+++ Extract +++

Student Author(s): Kamara Culbreath, Sophomore (Physics and Astronomy)
Faculty Mentor(s): Alicia Aarnio (Physics and Astronomy)

Abstract

Due to the high rate of star formation in M82 and its interaction with its neighboring galaxy (M81), we believe that the motion of the stars and gas, the orbits, will associate with the motion of stars and gas of a neighbor. Which we suspect that there is going to be a unique type of chemical composition in M82 based on the high rate of star formation. We will take spectra using the 3.5m telescope at Apache Point Observatory to form a stronger understanding of the impact of tidal interaction on the motions of stars and gas in M82. From the finding, this will allow us to form a model of the motion of the galaxy based on the stars and the gases in M82. Thus, we will measure the radial velocities shown for lines that form at a distinctly different location in the galaxy. Also, comparing our data to a different location in the M82 galaxy from looking at the strengths of spectral lines of various elements. Furthermore, build a python pipeline script for the data collected to process and analyze the information/data that the observatory collected. Our goal is to process our data from Apache Point Observatory and publish it for compilation with other observations in the astronomical literature to construct a fuller understanding of the properties of M82.

+++ Information shown +++

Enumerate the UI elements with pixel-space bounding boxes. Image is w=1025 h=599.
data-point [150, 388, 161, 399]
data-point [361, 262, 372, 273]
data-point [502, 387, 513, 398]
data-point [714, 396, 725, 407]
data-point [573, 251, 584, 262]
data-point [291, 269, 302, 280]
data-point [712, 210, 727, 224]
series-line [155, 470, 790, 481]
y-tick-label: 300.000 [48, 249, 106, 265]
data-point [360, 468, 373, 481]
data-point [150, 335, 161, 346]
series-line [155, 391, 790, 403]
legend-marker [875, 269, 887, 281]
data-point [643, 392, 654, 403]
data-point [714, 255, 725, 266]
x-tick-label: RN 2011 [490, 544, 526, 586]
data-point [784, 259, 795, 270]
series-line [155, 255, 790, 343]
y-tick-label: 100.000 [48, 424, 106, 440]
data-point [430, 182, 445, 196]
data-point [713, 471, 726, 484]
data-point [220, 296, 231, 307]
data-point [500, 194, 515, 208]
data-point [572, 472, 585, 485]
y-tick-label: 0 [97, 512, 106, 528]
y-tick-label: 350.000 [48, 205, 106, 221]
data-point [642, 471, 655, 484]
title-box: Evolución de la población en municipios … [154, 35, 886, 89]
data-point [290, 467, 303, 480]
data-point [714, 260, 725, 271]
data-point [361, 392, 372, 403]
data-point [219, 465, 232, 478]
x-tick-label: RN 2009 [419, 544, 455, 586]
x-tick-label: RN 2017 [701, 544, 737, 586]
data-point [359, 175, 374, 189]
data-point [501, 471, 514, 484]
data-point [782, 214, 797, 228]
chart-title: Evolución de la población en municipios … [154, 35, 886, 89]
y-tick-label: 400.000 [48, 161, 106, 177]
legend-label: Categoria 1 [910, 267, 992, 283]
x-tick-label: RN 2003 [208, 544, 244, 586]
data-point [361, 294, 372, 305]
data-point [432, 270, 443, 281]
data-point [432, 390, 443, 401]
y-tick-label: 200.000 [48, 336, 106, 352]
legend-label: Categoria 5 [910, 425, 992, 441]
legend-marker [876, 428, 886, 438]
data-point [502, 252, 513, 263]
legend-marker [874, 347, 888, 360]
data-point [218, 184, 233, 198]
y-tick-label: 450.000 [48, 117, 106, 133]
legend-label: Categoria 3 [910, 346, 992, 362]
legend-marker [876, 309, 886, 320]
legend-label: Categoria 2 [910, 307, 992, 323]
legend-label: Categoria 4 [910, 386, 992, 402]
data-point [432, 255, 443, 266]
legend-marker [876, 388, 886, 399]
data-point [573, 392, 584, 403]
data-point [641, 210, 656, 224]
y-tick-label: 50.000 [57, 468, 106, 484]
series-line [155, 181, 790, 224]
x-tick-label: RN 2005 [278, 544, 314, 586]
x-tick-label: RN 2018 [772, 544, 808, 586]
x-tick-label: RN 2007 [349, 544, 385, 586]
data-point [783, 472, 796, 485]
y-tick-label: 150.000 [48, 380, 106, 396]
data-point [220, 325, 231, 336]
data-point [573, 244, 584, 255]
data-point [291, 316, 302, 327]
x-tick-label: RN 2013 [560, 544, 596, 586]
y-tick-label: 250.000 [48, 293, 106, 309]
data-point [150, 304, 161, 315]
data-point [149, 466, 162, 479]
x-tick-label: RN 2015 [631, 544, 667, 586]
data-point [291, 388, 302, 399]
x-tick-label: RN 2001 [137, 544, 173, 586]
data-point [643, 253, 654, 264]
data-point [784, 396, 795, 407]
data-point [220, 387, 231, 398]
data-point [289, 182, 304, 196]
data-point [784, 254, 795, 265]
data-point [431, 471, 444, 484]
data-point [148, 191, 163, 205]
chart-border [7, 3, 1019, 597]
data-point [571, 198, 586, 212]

+++

Task requirements: Retype the entire M82 abstract, from the author line through the last sentence, with no changes. Nothing in the listing is needed here.

Solution to this problem:
Student Author(s): Kamara Culbreath, Sophomore (Physics and Astronomy)
Faculty Mentor(s): Alicia Aarnio (Physics and Astronomy)

Abstract

Due to the high rate of star formation in M82 and its interaction with its neighboring galaxy (M81), we believe that the motion of the stars and gas, the orbits, will associate with the motion of stars and gas of a neighbor. Which we suspect that there is going to be a unique type of chemical composition in M82 based on the high rate of star formation. We will take spectra using the 3.5m telescope at Apache Point Observatory to form a stronger understanding of the impact of tidal interaction on the motions of stars and gas in M82. From the finding, this will allow us to form a model of the motion of the galaxy based on the stars and the gases in M82. Thus, we will measure the radial velocities shown for lines that form at a distinctly different location in the galaxy. Also, comparing our data to a different location in the M82 galaxy from looking at the strengths of spectral lines of various elements. Furthermore, build a python pipeline script for the data collected to process and analyze the information/data that the observatory collected. Our goal is to process our data from Apache Point Observatory and publish it for compilation with other observations in the astronomical literature to construct a fuller understanding of the properties of M82.